To be done :: Find out how many lines of the material contain the string "защите" and give only that figure.

Supplied records ::
────────────────────────────────────────

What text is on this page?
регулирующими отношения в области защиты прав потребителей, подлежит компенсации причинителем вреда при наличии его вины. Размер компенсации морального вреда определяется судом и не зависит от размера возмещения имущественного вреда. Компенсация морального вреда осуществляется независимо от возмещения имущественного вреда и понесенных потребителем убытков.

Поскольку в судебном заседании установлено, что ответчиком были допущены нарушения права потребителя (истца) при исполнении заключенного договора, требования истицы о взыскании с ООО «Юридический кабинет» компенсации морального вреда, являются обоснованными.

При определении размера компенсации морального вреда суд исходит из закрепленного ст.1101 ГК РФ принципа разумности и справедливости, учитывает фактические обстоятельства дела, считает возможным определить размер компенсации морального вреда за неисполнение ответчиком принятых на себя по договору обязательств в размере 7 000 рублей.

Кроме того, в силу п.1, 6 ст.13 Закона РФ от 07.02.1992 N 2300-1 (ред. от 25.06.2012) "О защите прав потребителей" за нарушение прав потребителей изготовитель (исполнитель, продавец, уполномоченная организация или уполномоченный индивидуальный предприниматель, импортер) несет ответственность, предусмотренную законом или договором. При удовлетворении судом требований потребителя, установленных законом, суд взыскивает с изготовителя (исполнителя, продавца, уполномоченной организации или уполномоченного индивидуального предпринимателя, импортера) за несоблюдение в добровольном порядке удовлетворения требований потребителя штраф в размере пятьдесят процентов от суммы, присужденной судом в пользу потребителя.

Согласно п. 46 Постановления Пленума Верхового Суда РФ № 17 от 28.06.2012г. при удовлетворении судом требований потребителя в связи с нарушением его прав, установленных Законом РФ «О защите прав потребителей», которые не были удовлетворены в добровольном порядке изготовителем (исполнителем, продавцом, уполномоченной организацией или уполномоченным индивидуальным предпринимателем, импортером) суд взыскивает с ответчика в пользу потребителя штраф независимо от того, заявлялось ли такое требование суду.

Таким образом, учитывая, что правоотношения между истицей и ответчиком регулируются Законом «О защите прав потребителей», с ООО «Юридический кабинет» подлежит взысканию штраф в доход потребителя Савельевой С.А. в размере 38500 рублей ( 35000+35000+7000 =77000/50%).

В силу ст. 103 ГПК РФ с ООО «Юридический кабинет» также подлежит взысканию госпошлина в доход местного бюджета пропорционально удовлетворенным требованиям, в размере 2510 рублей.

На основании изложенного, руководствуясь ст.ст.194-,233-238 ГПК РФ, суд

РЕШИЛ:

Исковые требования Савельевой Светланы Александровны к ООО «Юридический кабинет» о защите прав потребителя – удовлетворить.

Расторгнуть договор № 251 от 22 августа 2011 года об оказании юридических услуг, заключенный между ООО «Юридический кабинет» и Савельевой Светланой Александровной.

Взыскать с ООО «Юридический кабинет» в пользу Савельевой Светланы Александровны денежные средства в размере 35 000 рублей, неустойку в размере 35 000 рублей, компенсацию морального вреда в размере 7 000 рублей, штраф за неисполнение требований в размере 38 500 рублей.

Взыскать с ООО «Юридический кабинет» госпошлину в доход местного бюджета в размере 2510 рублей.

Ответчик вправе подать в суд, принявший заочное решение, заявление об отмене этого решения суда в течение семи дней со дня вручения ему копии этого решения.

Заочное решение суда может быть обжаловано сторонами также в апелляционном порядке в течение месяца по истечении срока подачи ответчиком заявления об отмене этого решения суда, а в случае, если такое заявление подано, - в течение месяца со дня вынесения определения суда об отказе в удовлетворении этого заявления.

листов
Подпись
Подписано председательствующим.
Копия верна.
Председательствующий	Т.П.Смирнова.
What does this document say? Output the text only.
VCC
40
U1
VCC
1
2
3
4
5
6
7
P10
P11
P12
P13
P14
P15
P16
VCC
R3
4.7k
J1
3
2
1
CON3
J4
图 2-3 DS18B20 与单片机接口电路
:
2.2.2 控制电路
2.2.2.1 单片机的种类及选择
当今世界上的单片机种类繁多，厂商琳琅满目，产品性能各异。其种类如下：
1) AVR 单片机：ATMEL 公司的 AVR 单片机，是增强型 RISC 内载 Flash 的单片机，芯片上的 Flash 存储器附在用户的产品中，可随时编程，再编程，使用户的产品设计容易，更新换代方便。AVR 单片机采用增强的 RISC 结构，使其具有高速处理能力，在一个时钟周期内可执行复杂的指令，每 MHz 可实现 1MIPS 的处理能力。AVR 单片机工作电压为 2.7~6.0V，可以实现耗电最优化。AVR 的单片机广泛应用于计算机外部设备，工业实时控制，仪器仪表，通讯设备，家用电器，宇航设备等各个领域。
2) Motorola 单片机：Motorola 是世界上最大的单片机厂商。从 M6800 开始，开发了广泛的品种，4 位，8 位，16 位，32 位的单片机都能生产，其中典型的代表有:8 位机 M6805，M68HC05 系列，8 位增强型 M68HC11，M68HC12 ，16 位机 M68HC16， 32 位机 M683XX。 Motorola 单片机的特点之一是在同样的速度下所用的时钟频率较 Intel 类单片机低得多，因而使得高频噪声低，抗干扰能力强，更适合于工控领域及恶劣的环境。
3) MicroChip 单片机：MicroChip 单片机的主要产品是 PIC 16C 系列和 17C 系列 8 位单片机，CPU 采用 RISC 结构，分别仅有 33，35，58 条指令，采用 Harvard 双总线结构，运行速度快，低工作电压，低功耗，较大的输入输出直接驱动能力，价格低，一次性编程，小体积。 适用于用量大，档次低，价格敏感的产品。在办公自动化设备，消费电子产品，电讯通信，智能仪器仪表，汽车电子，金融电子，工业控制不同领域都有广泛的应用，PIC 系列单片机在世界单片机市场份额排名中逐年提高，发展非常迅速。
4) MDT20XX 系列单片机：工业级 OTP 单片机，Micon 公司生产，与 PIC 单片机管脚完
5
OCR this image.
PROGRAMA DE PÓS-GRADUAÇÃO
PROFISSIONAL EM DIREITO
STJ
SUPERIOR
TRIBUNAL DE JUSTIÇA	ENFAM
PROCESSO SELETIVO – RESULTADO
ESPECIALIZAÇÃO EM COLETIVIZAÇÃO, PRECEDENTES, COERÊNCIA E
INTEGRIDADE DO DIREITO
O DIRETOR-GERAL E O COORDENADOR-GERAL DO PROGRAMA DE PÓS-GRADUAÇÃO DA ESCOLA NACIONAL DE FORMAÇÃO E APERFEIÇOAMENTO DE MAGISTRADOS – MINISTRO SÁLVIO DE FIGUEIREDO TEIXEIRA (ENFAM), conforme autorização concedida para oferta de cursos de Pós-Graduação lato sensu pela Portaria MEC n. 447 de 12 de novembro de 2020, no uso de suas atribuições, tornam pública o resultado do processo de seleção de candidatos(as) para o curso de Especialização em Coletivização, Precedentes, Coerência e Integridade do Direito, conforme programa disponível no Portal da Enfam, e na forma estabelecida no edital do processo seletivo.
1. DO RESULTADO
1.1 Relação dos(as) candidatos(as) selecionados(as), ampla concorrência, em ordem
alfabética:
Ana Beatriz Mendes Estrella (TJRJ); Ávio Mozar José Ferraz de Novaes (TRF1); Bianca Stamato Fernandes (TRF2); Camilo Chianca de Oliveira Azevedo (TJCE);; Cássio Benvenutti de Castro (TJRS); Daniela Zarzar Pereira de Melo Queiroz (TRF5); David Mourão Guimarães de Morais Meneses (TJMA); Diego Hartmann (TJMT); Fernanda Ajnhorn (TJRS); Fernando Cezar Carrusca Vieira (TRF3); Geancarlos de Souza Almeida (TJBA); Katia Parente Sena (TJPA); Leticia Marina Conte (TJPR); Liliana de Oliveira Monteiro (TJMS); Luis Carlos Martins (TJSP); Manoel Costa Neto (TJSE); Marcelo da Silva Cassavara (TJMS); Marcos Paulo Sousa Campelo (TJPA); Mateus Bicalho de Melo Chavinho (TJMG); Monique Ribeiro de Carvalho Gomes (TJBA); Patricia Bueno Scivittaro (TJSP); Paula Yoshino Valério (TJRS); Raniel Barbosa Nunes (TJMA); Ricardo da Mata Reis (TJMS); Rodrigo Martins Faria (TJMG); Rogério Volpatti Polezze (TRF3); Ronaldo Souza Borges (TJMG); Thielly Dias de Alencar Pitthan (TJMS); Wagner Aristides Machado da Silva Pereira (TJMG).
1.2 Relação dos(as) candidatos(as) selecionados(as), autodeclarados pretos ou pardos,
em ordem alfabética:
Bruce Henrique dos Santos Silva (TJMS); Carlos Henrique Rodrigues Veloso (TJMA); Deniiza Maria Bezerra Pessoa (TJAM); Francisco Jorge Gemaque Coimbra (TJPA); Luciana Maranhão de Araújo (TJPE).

────────────────────────────────────────

Written solution :: 4